(Task): Only the lines holding the string "created" are needed; copy each of them from the data.

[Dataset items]
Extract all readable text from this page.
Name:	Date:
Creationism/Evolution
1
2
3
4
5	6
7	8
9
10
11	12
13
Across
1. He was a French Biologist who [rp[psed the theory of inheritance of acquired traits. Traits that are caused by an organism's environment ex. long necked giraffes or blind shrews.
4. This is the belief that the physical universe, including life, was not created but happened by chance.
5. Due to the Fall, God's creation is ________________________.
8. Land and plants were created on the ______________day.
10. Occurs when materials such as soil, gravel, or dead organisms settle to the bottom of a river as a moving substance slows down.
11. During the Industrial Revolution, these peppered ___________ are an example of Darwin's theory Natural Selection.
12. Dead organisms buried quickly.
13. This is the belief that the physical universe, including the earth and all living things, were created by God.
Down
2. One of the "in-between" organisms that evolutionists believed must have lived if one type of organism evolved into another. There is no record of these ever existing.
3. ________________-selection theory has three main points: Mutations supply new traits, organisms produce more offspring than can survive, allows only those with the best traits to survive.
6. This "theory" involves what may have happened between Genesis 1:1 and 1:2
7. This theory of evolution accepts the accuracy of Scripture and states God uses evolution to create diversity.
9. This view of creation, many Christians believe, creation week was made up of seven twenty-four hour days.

(Result of this task):
4. This is the belief that the physical universe, including life, was not created but happened by chance.
8. Land and plants were created on the ______________day.
13. This is the belief that the physical universe, including the earth and all living things, were created by God.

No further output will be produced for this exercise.